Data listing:
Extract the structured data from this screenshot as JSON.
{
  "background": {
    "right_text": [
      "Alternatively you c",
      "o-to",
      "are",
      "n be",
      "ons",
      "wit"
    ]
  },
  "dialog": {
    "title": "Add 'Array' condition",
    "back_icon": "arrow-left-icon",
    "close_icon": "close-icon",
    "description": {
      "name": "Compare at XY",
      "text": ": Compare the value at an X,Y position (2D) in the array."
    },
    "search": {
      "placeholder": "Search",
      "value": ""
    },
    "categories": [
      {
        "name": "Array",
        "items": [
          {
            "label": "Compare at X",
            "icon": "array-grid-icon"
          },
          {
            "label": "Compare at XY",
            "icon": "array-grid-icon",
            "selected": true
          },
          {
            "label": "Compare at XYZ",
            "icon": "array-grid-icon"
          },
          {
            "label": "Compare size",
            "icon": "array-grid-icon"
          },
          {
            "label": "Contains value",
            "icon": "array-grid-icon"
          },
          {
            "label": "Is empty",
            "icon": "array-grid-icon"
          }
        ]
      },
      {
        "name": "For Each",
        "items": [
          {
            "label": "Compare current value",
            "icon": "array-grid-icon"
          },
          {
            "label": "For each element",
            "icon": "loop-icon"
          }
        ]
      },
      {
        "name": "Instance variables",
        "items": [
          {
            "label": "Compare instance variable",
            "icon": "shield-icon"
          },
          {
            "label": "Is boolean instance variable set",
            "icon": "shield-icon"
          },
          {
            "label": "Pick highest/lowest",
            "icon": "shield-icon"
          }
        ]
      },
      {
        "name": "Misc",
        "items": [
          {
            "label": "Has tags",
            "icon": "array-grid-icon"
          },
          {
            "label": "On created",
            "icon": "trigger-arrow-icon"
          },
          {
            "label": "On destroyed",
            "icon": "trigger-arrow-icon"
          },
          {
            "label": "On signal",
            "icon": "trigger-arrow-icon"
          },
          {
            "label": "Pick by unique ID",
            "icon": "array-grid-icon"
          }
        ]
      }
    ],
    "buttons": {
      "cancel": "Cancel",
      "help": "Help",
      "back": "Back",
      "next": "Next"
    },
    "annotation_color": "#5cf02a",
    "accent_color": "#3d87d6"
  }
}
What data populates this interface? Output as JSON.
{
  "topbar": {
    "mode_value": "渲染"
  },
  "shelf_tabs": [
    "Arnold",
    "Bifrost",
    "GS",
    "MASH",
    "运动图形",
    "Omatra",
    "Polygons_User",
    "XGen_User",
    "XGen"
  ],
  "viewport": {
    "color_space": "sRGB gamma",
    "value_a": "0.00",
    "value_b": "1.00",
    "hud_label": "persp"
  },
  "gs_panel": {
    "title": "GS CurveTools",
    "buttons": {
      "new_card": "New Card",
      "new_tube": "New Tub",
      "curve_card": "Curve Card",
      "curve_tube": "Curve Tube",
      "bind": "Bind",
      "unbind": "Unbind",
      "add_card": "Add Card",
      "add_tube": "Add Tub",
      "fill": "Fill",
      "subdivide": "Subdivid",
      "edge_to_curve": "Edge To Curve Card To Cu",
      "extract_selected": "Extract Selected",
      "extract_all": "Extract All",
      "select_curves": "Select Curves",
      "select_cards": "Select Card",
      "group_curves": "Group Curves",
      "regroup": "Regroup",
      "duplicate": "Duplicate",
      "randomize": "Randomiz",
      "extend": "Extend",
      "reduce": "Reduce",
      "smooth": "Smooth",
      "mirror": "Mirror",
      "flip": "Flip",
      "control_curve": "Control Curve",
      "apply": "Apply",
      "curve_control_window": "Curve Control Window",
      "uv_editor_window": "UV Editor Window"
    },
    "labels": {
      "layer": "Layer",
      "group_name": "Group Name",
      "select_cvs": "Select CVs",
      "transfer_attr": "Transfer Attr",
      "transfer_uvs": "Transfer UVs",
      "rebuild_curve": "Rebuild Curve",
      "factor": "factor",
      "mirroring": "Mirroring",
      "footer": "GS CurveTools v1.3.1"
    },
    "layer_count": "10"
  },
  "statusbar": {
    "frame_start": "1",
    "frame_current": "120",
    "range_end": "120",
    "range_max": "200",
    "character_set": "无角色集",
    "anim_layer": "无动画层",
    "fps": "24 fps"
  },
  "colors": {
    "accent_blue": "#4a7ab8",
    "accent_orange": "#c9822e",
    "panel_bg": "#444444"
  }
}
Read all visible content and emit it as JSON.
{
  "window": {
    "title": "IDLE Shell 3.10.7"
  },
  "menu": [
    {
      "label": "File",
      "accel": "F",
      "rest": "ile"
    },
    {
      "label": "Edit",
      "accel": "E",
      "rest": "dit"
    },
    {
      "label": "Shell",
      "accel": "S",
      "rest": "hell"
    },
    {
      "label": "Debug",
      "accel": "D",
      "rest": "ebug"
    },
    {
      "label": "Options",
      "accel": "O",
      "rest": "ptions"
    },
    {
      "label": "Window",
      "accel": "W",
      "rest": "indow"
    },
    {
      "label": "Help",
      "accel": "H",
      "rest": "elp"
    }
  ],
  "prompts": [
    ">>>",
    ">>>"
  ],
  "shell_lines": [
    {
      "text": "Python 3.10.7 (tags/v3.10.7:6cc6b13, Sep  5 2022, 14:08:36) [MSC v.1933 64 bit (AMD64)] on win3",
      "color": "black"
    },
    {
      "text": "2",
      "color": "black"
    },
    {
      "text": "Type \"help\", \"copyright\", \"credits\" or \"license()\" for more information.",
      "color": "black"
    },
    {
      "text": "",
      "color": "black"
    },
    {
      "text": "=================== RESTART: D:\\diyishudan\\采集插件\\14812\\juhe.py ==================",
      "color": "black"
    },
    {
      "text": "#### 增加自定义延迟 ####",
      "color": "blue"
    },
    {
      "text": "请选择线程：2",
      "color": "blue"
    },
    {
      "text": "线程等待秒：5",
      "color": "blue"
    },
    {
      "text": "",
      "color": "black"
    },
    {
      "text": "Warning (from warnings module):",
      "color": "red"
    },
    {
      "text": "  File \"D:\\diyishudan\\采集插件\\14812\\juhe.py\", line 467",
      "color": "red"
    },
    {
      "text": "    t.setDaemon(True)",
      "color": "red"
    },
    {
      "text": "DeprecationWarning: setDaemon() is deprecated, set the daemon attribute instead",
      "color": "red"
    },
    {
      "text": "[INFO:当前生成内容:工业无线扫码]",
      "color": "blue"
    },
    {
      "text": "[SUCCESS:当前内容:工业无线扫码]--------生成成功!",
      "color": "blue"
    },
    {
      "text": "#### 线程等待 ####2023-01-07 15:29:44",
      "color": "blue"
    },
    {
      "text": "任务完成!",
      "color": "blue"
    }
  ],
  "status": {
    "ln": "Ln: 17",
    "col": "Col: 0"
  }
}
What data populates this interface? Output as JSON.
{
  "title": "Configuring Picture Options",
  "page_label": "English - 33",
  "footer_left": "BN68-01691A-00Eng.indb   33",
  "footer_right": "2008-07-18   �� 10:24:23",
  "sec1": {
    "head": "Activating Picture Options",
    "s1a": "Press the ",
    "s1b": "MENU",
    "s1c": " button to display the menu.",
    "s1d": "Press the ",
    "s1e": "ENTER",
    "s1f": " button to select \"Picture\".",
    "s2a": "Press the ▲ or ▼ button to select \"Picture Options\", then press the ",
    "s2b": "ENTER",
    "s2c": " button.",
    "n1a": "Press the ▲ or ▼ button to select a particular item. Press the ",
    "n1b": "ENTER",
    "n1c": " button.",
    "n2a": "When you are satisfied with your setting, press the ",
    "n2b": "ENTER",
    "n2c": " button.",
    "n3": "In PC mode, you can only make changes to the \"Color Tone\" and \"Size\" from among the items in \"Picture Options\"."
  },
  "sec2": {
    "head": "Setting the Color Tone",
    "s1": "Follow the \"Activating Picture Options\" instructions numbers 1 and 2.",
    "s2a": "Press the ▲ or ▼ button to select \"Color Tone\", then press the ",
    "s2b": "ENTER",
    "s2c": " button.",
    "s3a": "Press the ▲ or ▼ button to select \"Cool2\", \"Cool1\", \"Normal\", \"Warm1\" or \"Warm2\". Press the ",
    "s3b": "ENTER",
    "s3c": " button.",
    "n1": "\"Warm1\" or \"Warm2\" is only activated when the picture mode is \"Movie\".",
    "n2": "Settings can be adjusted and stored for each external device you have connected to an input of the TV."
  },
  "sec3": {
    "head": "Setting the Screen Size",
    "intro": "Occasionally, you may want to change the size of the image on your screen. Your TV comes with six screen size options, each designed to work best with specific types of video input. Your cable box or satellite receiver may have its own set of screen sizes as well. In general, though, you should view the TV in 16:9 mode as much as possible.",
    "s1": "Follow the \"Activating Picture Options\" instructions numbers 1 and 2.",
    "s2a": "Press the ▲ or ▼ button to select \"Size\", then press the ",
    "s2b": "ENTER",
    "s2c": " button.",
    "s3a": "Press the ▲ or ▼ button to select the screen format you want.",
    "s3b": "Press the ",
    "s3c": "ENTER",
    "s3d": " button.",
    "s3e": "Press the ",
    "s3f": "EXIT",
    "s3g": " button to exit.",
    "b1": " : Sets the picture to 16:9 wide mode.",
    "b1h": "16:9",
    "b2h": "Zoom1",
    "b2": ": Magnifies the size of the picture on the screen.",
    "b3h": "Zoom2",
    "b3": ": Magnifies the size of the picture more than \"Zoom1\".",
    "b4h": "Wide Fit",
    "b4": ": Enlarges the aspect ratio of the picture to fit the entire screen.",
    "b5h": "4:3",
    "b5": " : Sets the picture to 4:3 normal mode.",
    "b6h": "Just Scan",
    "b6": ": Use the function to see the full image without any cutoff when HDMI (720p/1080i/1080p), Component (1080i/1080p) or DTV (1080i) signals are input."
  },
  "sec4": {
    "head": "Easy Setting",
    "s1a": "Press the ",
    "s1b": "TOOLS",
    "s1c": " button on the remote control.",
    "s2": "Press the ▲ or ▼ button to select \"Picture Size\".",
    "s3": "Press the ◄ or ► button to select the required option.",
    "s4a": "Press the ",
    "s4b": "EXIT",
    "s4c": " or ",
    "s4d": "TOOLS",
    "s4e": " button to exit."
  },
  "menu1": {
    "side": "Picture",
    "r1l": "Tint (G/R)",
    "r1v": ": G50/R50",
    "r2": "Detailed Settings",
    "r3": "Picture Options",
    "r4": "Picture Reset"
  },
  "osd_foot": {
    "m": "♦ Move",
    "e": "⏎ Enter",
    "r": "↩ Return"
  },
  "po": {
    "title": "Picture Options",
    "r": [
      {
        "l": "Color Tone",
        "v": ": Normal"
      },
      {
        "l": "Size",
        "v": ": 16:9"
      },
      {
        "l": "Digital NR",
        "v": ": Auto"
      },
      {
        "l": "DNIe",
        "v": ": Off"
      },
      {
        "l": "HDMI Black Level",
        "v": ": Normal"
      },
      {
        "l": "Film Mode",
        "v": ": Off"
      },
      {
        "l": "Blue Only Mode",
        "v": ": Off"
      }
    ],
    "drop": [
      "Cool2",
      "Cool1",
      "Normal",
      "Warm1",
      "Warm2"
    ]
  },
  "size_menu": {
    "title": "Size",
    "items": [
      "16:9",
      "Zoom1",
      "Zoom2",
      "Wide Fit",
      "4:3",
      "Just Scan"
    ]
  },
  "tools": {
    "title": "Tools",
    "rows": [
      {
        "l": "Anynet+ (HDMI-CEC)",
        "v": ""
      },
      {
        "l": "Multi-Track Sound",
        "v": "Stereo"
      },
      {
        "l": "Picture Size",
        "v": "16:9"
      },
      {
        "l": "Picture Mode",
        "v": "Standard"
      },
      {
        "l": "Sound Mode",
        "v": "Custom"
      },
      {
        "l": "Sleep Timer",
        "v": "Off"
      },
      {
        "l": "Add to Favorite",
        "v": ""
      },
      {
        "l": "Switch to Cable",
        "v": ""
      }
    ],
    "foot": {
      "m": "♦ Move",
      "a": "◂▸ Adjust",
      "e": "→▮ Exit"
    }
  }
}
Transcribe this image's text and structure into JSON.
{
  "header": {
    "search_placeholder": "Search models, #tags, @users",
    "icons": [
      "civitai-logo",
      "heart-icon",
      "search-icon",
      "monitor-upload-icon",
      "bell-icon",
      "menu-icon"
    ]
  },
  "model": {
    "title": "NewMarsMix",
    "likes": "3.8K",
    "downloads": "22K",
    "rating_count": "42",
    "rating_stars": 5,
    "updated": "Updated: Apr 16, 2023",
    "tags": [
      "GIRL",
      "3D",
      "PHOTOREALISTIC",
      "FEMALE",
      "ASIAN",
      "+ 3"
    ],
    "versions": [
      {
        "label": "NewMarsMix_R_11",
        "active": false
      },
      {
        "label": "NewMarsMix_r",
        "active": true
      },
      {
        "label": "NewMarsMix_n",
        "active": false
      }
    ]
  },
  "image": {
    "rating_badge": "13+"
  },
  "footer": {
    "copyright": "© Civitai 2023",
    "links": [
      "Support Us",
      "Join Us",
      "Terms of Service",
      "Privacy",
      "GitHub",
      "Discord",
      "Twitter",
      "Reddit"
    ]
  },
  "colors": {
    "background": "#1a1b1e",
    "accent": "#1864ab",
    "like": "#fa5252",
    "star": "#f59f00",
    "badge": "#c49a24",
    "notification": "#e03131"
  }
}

> _Written problem_:
Exactly repeat the lines from the line that contains "Transcribe this image's" to the end of the entries, both included, and leave out all other lines.

> _Solution to the exercise_:
Transcribe this image's text and structure into JSON.
{
  "header": {
    "search_placeholder": "Search models, #tags, @users",
    "icons": [
      "civitai-logo",
      "heart-icon",
      "search-icon",
      "monitor-upload-icon",
      "bell-icon",
      "menu-icon"
    ]
  },
  "model": {
    "title": "NewMarsMix",
    "likes": "3.8K",
    "downloads": "22K",
    "rating_count": "42",
    "rating_stars": 5,
    "updated": "Updated: Apr 16, 2023",
    "tags": [
      "GIRL",
      "3D",
      "PHOTOREALISTIC",
      "FEMALE",
      "ASIAN",
      "+ 3"
    ],
    "versions": [
      {
        "label": "NewMarsMix_R_11",
        "active": false
      },
      {
        "label": "NewMarsMix_r",
        "active": true
      },
      {
        "label": "NewMarsMix_n",
        "active": false
      }
    ]
  },
  "image": {
    "rating_badge": "13+"
  },
  "footer": {
    "copyright": "© Civitai 2023",
    "links": [
      "Support Us",
      "Join Us",
      "Terms of Service",
      "Privacy",
      "GitHub",
      "Discord",
      "Twitter",
      "Reddit"
    ]
  },
  "colors": {
    "background": "#1a1b1e",
    "accent": "#1864ab",
    "like": "#fa5252",
    "star": "#f59f00",
    "badge": "#c49a24",
    "notification": "#e03131"
  }
}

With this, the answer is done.